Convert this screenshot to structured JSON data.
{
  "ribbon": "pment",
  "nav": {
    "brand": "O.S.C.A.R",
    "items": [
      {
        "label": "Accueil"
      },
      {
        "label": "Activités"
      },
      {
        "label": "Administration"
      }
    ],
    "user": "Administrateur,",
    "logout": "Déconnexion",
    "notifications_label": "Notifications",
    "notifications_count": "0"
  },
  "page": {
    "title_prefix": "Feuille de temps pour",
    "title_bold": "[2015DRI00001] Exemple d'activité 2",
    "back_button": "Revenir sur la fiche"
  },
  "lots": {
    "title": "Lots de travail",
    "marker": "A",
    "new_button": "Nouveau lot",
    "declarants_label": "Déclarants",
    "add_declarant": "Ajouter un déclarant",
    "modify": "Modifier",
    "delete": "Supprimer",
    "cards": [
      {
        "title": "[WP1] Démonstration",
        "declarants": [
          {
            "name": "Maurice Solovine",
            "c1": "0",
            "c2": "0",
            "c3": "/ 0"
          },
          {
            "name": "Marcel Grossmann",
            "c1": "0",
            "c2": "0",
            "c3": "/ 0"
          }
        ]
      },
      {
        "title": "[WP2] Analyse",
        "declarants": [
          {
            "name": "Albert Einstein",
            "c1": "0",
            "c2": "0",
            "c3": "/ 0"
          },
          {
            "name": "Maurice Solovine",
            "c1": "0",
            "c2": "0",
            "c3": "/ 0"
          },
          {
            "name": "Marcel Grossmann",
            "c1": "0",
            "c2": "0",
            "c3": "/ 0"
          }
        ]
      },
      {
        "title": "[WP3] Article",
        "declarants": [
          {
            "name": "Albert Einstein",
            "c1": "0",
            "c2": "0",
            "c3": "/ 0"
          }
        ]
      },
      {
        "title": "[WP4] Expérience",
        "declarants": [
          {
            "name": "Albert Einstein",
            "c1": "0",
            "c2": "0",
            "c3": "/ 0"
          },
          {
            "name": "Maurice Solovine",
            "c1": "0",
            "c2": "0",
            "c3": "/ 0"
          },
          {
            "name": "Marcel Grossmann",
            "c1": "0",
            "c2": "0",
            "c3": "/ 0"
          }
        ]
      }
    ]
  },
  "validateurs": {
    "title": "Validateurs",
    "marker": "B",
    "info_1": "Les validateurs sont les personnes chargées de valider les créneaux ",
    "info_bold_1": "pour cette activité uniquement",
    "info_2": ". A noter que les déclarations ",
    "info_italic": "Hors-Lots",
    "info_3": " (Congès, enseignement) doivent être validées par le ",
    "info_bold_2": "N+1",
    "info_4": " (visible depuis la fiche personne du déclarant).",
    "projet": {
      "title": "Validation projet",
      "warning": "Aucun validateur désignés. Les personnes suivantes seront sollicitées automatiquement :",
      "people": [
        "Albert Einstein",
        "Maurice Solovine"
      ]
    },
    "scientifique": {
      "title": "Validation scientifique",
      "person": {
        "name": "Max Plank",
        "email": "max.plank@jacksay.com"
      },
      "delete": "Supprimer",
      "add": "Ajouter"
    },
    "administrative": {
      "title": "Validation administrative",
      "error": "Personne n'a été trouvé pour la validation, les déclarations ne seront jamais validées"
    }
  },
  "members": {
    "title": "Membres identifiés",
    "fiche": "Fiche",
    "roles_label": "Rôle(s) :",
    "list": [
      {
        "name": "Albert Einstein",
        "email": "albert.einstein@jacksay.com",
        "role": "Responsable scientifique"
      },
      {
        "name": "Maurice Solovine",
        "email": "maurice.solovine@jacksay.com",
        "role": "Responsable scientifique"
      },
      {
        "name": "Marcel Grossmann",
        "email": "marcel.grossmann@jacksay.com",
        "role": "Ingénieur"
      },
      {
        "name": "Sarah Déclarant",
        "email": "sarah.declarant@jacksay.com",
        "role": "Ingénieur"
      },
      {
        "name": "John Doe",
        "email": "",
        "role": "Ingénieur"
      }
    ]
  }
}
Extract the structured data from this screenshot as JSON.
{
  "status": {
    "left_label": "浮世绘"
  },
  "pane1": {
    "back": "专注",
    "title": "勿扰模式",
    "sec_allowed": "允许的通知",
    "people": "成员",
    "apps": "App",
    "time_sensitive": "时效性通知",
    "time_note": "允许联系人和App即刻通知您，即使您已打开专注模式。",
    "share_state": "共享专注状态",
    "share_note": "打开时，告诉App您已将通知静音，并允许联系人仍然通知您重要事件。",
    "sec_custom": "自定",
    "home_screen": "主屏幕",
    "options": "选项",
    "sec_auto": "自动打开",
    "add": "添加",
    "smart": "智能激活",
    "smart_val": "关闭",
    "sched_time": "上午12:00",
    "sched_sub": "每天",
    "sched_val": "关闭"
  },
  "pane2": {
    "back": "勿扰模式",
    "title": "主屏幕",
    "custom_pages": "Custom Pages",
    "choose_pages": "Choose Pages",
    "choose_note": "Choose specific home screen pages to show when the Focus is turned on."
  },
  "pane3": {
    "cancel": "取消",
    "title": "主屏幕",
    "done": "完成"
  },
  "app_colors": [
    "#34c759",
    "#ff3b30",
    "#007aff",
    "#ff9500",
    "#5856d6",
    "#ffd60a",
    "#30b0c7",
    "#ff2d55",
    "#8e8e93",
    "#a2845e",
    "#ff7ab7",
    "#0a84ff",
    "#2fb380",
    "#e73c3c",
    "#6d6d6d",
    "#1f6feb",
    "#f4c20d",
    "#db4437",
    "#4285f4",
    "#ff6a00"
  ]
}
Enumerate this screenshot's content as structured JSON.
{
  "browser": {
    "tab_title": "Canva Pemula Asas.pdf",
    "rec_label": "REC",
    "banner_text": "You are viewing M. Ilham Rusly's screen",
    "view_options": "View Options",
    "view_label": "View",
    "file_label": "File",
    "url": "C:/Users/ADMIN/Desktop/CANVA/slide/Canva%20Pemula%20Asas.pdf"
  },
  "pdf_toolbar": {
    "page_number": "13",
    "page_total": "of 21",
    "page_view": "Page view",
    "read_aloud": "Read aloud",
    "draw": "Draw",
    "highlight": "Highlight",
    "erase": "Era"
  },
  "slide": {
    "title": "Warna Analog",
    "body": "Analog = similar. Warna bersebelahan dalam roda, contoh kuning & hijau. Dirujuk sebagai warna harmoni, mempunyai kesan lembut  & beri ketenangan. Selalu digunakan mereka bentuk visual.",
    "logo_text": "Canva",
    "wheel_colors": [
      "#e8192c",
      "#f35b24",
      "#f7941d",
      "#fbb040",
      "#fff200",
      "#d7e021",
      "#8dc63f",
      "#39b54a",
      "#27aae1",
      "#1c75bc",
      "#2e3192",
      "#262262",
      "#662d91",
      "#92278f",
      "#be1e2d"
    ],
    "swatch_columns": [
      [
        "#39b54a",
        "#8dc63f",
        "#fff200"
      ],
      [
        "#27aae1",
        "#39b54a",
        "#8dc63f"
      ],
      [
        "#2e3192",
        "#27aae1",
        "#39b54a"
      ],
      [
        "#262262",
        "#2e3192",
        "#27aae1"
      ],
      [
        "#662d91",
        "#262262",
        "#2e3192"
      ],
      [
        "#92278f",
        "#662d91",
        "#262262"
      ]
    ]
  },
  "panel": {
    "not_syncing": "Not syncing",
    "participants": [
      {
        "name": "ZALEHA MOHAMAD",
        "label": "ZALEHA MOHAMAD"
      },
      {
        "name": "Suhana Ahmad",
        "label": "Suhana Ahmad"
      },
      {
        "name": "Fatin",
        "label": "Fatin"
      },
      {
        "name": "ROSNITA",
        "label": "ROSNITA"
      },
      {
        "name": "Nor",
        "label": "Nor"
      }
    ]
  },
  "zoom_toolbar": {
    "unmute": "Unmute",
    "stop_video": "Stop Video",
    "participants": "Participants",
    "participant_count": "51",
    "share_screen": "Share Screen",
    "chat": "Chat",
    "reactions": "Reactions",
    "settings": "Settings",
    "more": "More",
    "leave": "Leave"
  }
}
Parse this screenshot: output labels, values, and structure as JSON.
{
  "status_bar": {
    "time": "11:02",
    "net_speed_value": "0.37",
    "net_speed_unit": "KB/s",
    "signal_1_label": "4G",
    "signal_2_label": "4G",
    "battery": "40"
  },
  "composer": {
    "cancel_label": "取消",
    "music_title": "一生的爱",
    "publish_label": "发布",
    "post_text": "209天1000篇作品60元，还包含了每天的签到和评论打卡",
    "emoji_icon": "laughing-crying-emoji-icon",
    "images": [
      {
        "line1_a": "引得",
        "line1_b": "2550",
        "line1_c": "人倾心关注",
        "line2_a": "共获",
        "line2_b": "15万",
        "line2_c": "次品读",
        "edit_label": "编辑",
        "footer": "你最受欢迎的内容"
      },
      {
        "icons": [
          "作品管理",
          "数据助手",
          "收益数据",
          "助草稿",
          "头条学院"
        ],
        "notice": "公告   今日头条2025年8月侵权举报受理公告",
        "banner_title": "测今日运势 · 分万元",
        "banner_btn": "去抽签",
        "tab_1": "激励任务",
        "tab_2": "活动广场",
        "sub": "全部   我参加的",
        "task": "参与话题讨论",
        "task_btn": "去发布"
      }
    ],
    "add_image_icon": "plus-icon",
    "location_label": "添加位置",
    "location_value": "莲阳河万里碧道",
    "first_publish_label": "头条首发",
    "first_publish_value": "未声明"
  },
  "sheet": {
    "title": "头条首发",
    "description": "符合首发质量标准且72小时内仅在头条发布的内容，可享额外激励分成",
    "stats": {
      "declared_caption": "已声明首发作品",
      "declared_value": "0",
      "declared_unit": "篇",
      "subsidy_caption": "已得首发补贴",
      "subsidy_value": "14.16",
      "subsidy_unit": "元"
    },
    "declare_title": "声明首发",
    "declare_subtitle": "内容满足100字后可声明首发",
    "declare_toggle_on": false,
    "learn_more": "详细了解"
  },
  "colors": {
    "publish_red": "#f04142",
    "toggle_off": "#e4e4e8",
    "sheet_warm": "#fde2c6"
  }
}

::::::::

Pull out all lines from the listing that contain the string "Canva".

    "tab_title": "Canva Pemula Asas.pdf",
    "url": "C:/Users/ADMIN/Desktop/CANVA/slide/Canva%20Pemula%20Asas.pdf"
    "logo_text": "Canva",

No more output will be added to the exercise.